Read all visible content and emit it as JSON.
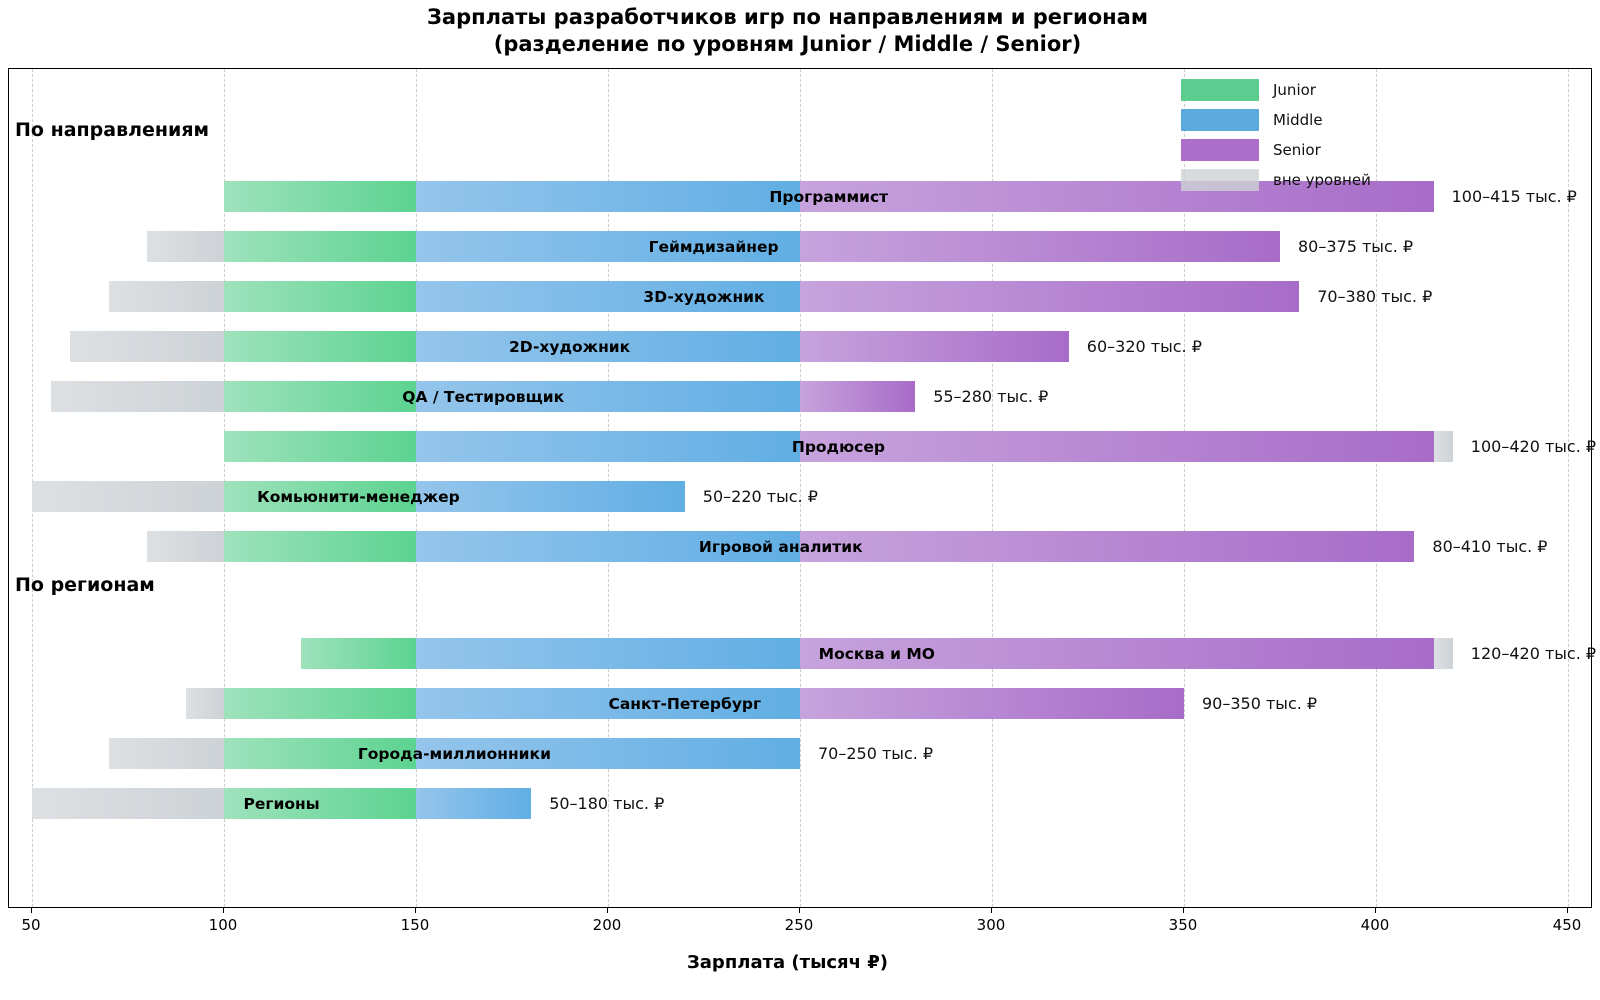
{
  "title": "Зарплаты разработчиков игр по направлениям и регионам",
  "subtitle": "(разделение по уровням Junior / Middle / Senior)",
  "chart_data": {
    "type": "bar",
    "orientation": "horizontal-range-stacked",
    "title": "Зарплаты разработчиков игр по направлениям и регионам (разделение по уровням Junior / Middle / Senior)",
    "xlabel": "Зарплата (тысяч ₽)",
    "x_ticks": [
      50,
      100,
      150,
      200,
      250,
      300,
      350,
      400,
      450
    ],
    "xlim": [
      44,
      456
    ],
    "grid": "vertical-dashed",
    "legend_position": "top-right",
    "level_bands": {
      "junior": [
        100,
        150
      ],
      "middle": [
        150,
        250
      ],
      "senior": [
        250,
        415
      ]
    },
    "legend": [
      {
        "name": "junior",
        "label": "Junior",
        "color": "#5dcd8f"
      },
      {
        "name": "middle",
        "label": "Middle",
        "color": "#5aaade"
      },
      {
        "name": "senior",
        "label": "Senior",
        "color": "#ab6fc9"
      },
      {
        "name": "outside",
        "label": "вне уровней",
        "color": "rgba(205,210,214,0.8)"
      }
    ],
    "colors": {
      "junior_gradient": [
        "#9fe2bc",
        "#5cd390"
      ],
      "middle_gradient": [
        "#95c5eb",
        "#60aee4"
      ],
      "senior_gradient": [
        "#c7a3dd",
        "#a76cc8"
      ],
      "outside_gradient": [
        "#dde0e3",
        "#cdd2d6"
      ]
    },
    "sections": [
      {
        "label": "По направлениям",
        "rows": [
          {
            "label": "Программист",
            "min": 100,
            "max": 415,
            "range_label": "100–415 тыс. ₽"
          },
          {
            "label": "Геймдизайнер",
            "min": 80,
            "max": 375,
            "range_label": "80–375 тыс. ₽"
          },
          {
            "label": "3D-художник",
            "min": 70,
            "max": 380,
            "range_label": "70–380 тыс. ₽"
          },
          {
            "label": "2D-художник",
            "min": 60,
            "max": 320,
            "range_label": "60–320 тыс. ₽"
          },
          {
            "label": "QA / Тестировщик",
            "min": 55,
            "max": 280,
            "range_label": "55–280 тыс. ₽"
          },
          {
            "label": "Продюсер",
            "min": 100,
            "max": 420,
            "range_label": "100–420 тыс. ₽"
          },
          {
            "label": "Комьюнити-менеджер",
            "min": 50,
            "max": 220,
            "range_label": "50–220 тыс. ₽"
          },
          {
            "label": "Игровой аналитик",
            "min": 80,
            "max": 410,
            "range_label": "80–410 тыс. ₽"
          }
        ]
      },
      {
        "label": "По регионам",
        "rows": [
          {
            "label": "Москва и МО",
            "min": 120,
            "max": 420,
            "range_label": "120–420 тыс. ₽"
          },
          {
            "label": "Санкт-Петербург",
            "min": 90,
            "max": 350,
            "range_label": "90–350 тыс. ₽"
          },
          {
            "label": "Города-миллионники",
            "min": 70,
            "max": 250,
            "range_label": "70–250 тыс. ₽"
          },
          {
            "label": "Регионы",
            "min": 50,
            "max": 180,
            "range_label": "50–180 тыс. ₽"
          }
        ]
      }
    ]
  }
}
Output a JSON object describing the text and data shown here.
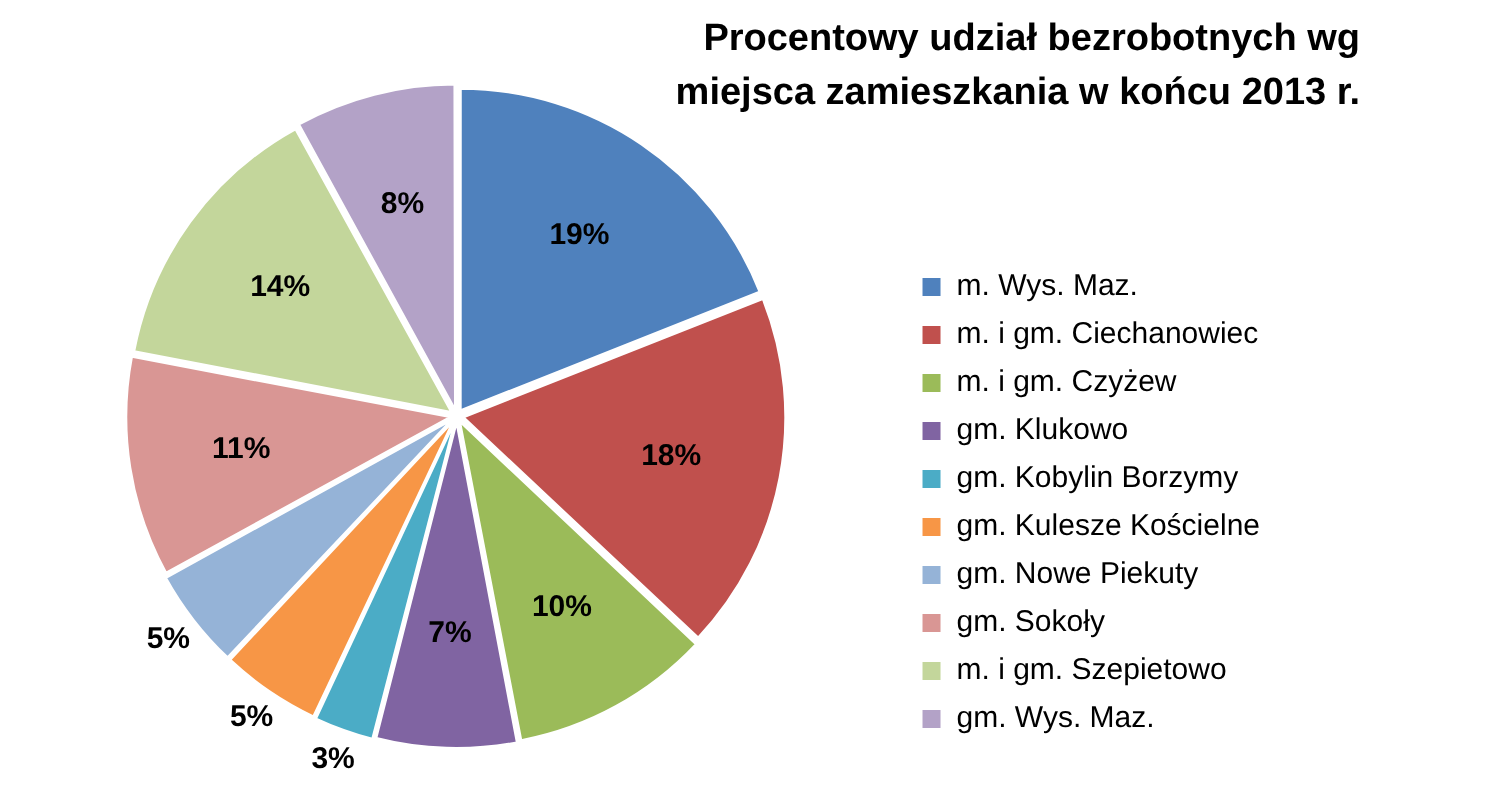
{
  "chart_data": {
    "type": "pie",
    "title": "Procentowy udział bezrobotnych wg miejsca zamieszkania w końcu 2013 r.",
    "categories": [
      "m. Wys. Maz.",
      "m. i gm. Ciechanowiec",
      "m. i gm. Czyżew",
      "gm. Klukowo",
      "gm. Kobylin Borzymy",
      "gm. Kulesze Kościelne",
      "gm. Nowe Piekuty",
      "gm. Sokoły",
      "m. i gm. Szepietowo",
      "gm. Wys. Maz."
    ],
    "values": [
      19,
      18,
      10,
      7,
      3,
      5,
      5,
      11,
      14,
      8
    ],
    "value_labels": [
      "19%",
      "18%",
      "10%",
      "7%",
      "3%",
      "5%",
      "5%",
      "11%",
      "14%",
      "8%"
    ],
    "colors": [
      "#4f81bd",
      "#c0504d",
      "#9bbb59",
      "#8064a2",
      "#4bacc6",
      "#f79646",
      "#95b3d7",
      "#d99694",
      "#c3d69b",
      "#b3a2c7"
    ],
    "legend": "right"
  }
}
+---+
● AIM OF THE TASK: All the records above need to be given again word for word. Skip the pictures.

● ANSWER:
Read all visible content and emit it as JSON.
{
  "title": "Зарплаты разработчиков игр по направлениям и регионам",
  "subtitle": "(разделение по уровням Junior / Middle / Senior)",
  "chart_data": {
    "type": "bar",
    "orientation": "horizontal-range-stacked",
    "title": "Зарплаты разработчиков игр по направлениям и регионам (разделение по уровням Junior / Middle / Senior)",
    "xlabel": "Зарплата (тысяч ₽)",
    "x_ticks": [
      50,
      100,
      150,
      200,
      250,
      300,
      350,
      400,
      450
    ],
    "xlim": [
      44,
      456
    ],
    "grid": "vertical-dashed",
    "legend_position": "top-right",
    "level_bands": {
      "junior": [
        100,
        150
      ],
      "middle": [
        150,
        250
      ],
      "senior": [
        250,
        415
      ]
    },
    "legend": [
      {
        "name": "junior",
        "label": "Junior",
        "color": "#5dcd8f"
      },
      {
        "name": "middle",
        "label": "Middle",
        "color": "#5aaade"
      },
      {
        "name": "senior",
        "label": "Senior",
        "color": "#ab6fc9"
      },
      {
        "name": "outside",
        "label": "вне уровней",
        "color": "rgba(205,210,214,0.8)"
      }
    ],
    "colors": {
      "junior_gradient": [
        "#9fe2bc",
        "#5cd390"
      ],
      "middle_gradient": [
        "#95c5eb",
        "#60aee4"
      ],
      "senior_gradient": [
        "#c7a3dd",
        "#a76cc8"
      ],
      "outside_gradient": [
        "#dde0e3",
        "#cdd2d6"
      ]
    },
    "sections": [
      {
        "label": "По направлениям",
        "rows": [
          {
            "label": "Программист",
            "min": 100,
            "max": 415,
            "range_label": "100–415 тыс. ₽"
          },
          {
            "label": "Геймдизайнер",
            "min": 80,
            "max": 375,
            "range_label": "80–375 тыс. ₽"
          },
          {
            "label": "3D-художник",
            "min": 70,
            "max": 380,
            "range_label": "70–380 тыс. ₽"
          },
          {
            "label": "2D-художник",
            "min": 60,
            "max": 320,
            "range_label": "60–320 тыс. ₽"
          },
          {
            "label": "QA / Тестировщик",
            "min": 55,
            "max": 280,
            "range_label": "55–280 тыс. ₽"
          },
          {
            "label": "Продюсер",
            "min": 100,
            "max": 420,
            "range_label": "100–420 тыс. ₽"
          },
          {
            "label": "Комьюнити-менеджер",
            "min": 50,
            "max": 220,
            "range_label": "50–220 тыс. ₽"
          },
          {
            "label": "Игровой аналитик",
            "min": 80,
            "max": 410,
            "range_label": "80–410 тыс. ₽"
          }
        ]
      },
      {
        "label": "По регионам",
        "rows": [
          {
            "label": "Москва и МО",
            "min": 120,
            "max": 420,
            "range_label": "120–420 тыс. ₽"
          },
          {
            "label": "Санкт-Петербург",
            "min": 90,
            "max": 350,
            "range_label": "90–350 тыс. ₽"
          },
          {
            "label": "Города-миллионники",
            "min": 70,
            "max": 250,
            "range_label": "70–250 тыс. ₽"
          },
          {
            "label": "Регионы",
            "min": 50,
            "max": 180,
            "range_label": "50–180 тыс. ₽"
          }
        ]
      }
    ]
  }
}
Output a JSON object describing the text and data shown here.
{
  "chart_data": {
    "type": "pie",
    "title": "Procentowy udział bezrobotnych wg miejsca zamieszkania w końcu 2013 r.",
    "categories": [
      "m. Wys. Maz.",
      "m. i gm. Ciechanowiec",
      "m. i gm. Czyżew",
      "gm. Klukowo",
      "gm. Kobylin Borzymy",
      "gm. Kulesze Kościelne",
      "gm. Nowe Piekuty",
      "gm. Sokoły",
      "m. i gm. Szepietowo",
      "gm. Wys. Maz."
    ],
    "values": [
      19,
      18,
      10,
      7,
      3,
      5,
      5,
      11,
      14,
      8
    ],
    "value_labels": [
      "19%",
      "18%",
      "10%",
      "7%",
      "3%",
      "5%",
      "5%",
      "11%",
      "14%",
      "8%"
    ],
    "colors": [
      "#4f81bd",
      "#c0504d",
      "#9bbb59",
      "#8064a2",
      "#4bacc6",
      "#f79646",
      "#95b3d7",
      "#d99694",
      "#c3d69b",
      "#b3a2c7"
    ],
    "legend": "right"
  }
}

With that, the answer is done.